_MATERIAL FOR THIS EXERCISE_.
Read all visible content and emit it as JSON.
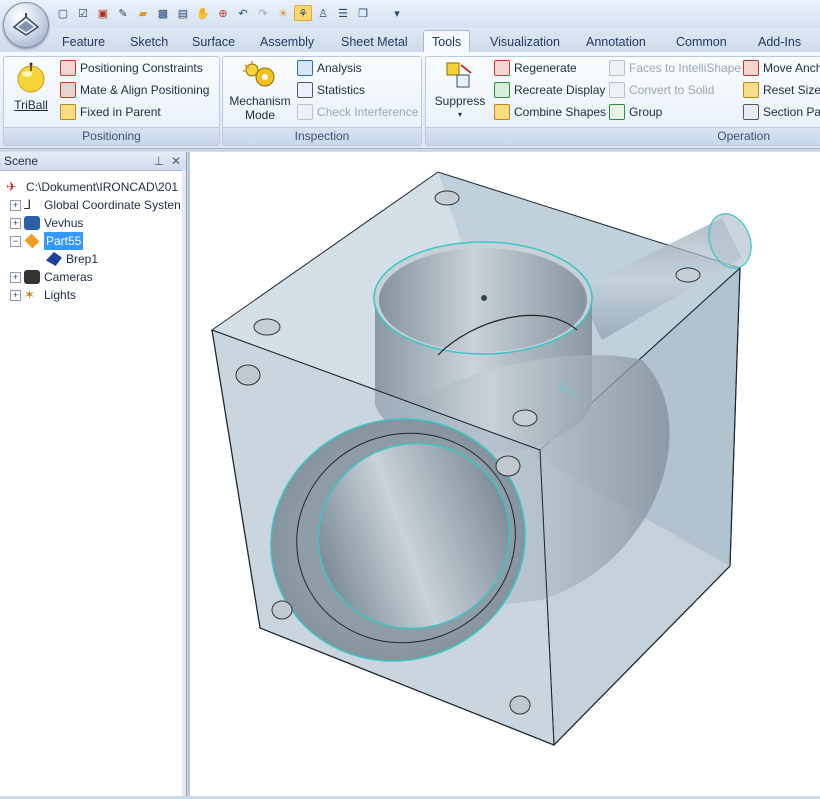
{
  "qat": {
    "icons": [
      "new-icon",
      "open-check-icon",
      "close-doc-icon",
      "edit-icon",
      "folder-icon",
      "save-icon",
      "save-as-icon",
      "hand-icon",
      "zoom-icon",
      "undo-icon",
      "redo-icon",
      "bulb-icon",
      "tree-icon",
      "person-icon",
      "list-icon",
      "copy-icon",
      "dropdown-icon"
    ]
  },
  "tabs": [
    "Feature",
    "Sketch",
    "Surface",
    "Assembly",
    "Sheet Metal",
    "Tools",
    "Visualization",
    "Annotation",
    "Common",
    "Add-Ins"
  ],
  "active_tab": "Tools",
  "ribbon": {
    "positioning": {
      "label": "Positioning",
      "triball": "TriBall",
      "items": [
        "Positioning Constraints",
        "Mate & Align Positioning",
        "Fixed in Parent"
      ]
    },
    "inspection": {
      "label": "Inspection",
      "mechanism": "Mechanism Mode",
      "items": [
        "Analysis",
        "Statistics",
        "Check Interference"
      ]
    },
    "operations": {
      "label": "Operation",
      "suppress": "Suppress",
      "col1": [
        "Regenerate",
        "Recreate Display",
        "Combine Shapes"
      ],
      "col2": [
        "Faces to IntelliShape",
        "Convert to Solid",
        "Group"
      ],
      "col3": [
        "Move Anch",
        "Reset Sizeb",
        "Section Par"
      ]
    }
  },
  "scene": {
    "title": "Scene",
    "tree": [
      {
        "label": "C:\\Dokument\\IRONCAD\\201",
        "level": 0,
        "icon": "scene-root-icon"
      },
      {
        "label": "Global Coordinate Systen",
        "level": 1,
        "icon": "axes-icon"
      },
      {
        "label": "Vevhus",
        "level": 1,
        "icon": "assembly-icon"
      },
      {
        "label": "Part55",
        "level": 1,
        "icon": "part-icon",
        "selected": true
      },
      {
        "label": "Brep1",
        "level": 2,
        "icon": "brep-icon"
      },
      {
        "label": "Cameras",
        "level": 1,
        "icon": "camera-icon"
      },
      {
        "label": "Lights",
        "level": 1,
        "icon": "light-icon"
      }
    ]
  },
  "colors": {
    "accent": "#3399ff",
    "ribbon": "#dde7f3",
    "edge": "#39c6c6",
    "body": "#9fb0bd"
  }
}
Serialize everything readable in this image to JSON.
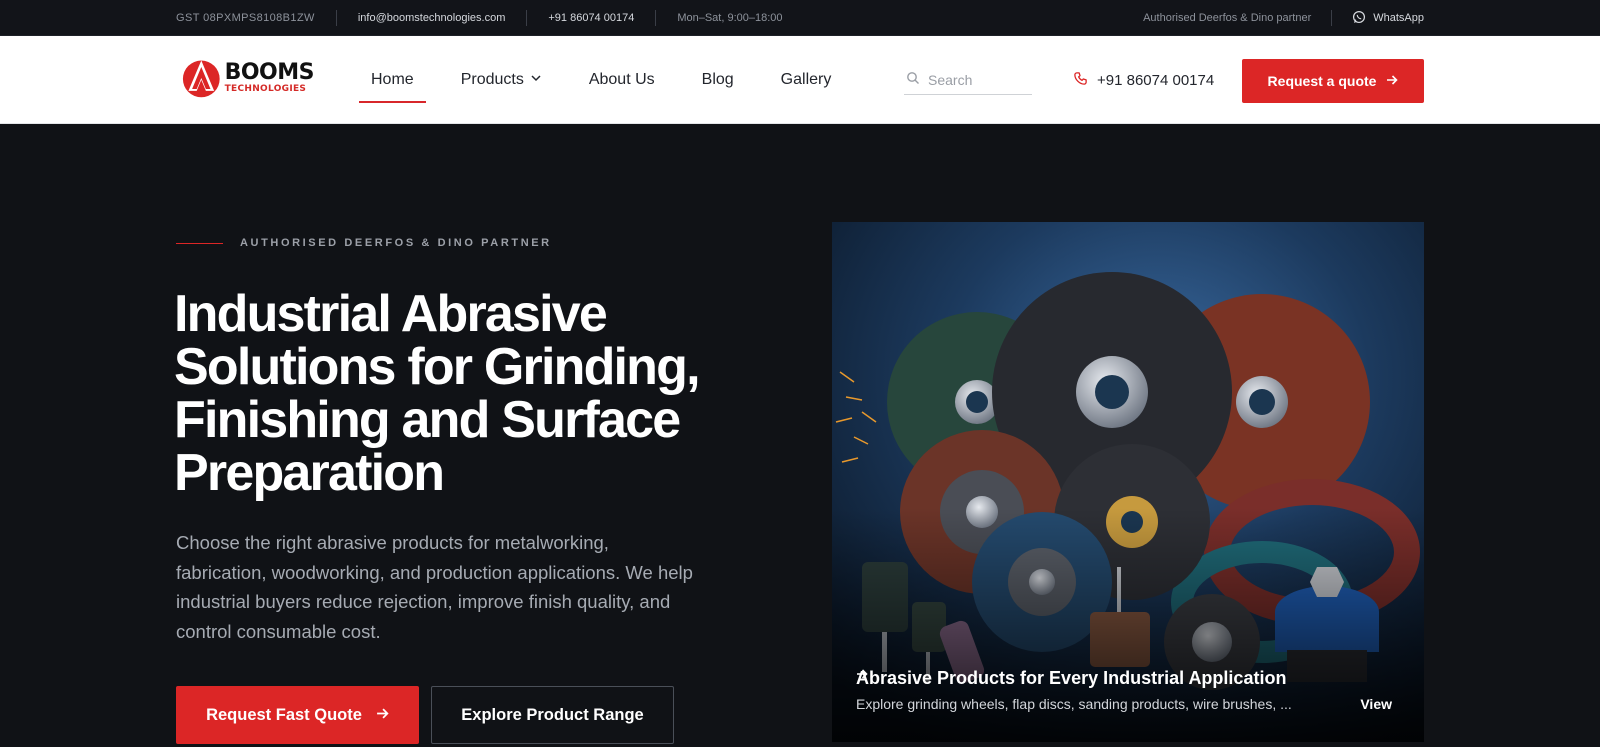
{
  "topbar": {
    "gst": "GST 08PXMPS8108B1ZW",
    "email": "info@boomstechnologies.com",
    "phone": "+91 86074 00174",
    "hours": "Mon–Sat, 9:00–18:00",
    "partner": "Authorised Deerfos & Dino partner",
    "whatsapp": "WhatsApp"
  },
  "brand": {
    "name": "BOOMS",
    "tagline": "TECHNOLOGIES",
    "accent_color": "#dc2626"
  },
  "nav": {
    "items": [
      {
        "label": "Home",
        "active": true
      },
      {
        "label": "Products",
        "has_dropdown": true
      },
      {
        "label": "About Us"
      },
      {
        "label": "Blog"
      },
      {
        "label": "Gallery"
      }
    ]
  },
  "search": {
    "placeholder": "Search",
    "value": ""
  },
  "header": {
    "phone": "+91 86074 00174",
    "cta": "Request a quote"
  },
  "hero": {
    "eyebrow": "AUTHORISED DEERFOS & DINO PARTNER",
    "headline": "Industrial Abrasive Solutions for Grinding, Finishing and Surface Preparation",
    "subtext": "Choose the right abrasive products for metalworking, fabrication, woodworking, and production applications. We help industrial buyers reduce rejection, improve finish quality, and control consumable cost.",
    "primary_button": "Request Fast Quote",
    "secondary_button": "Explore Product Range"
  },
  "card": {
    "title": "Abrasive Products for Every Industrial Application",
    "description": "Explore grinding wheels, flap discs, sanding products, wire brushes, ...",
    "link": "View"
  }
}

_TASK TO COMPLETE_.
Omit any images, then output the listing exactly.

_FULL OUTPUT_.
Read all visible content and emit it as JSON.
{
  "qat": {
    "icons": [
      "new-icon",
      "open-check-icon",
      "close-doc-icon",
      "edit-icon",
      "folder-icon",
      "save-icon",
      "save-as-icon",
      "hand-icon",
      "zoom-icon",
      "undo-icon",
      "redo-icon",
      "bulb-icon",
      "tree-icon",
      "person-icon",
      "list-icon",
      "copy-icon",
      "dropdown-icon"
    ]
  },
  "tabs": [
    "Feature",
    "Sketch",
    "Surface",
    "Assembly",
    "Sheet Metal",
    "Tools",
    "Visualization",
    "Annotation",
    "Common",
    "Add-Ins"
  ],
  "active_tab": "Tools",
  "ribbon": {
    "positioning": {
      "label": "Positioning",
      "triball": "TriBall",
      "items": [
        "Positioning Constraints",
        "Mate & Align Positioning",
        "Fixed in Parent"
      ]
    },
    "inspection": {
      "label": "Inspection",
      "mechanism": "Mechanism Mode",
      "items": [
        "Analysis",
        "Statistics",
        "Check Interference"
      ]
    },
    "operations": {
      "label": "Operation",
      "suppress": "Suppress",
      "col1": [
        "Regenerate",
        "Recreate Display",
        "Combine Shapes"
      ],
      "col2": [
        "Faces to IntelliShape",
        "Convert to Solid",
        "Group"
      ],
      "col3": [
        "Move Anch",
        "Reset Sizeb",
        "Section Par"
      ]
    }
  },
  "scene": {
    "title": "Scene",
    "tree": [
      {
        "label": "C:\\Dokument\\IRONCAD\\201",
        "level": 0,
        "icon": "scene-root-icon"
      },
      {
        "label": "Global Coordinate Systen",
        "level": 1,
        "icon": "axes-icon"
      },
      {
        "label": "Vevhus",
        "level": 1,
        "icon": "assembly-icon"
      },
      {
        "label": "Part55",
        "level": 1,
        "icon": "part-icon",
        "selected": true
      },
      {
        "label": "Brep1",
        "level": 2,
        "icon": "brep-icon"
      },
      {
        "label": "Cameras",
        "level": 1,
        "icon": "camera-icon"
      },
      {
        "label": "Lights",
        "level": 1,
        "icon": "light-icon"
      }
    ]
  },
  "colors": {
    "accent": "#3399ff",
    "ribbon": "#dde7f3",
    "edge": "#39c6c6",
    "body": "#9fb0bd"
  }
}
Serialize everything readable in this image to JSON.
{
  "topbar": {
    "gst": "GST 08PXMPS8108B1ZW",
    "email": "info@boomstechnologies.com",
    "phone": "+91 86074 00174",
    "hours": "Mon–Sat, 9:00–18:00",
    "partner": "Authorised Deerfos & Dino partner",
    "whatsapp": "WhatsApp"
  },
  "brand": {
    "name": "BOOMS",
    "tagline": "TECHNOLOGIES",
    "accent_color": "#dc2626"
  },
  "nav": {
    "items": [
      {
        "label": "Home",
        "active": true
      },
      {
        "label": "Products",
        "has_dropdown": true
      },
      {
        "label": "About Us"
      },
      {
        "label": "Blog"
      },
      {
        "label": "Gallery"
      }
    ]
  },
  "search": {
    "placeholder": "Search",
    "value": ""
  },
  "header": {
    "phone": "+91 86074 00174",
    "cta": "Request a quote"
  },
  "hero": {
    "eyebrow": "AUTHORISED DEERFOS & DINO PARTNER",
    "headline": "Industrial Abrasive Solutions for Grinding, Finishing and Surface Preparation",
    "subtext": "Choose the right abrasive products for metalworking, fabrication, woodworking, and production applications. We help industrial buyers reduce rejection, improve finish quality, and control consumable cost.",
    "primary_button": "Request Fast Quote",
    "secondary_button": "Explore Product Range"
  },
  "card": {
    "title": "Abrasive Products for Every Industrial Application",
    "description": "Explore grinding wheels, flap discs, sanding products, wire brushes, ...",
    "link": "View"
  }
}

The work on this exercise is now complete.